Using the records below, locate all lines containing "icon" and return them.
>> begin Supplied records
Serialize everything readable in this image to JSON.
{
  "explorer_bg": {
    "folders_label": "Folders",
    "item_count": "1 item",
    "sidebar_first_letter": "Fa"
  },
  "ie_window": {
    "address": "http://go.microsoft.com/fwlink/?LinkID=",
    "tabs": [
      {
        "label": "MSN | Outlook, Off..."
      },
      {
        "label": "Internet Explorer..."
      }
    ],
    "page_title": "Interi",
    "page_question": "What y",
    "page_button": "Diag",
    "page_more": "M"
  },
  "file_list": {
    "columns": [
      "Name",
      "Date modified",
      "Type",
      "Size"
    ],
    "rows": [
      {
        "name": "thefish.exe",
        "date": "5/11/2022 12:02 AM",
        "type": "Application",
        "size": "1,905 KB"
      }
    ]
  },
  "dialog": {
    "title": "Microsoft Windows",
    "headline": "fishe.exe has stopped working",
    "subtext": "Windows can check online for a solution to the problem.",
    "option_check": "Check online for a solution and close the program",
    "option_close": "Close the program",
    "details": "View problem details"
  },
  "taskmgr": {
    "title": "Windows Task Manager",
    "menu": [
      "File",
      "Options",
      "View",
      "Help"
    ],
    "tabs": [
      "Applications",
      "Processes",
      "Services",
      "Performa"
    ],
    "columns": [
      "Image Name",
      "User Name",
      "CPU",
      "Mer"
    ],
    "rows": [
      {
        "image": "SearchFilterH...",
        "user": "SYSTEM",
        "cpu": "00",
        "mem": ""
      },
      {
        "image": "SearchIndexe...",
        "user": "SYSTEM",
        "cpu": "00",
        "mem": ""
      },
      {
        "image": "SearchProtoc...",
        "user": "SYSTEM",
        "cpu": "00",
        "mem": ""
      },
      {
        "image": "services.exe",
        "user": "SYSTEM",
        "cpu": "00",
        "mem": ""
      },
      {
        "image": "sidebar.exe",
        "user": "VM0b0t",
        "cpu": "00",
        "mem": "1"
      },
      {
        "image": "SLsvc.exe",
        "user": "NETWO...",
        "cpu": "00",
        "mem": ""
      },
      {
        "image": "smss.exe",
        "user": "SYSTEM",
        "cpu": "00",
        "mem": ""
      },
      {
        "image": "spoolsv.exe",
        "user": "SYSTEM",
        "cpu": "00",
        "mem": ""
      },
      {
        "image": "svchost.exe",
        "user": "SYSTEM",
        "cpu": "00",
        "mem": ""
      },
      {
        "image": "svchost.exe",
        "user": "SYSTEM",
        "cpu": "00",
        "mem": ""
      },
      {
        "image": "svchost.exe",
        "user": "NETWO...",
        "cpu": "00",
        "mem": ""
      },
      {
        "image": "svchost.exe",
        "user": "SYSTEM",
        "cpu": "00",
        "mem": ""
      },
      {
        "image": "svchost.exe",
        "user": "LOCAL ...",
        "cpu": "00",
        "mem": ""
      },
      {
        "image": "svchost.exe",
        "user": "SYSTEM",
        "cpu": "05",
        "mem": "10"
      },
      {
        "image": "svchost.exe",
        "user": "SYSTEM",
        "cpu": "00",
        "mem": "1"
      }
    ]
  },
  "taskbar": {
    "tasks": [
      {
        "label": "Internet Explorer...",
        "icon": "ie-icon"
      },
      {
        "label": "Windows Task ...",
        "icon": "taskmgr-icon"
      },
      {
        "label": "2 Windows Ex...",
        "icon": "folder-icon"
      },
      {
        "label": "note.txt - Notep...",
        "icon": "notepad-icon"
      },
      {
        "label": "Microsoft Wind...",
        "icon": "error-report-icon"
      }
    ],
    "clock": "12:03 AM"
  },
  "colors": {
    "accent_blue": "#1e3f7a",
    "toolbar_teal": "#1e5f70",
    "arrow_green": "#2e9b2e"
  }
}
>> end Supplied records
§ Written answer:
        "icon": "ie-icon"
        "icon": "taskmgr-icon"
        "icon": "folder-icon"
        "icon": "notepad-icon"
        "icon": "error-report-icon"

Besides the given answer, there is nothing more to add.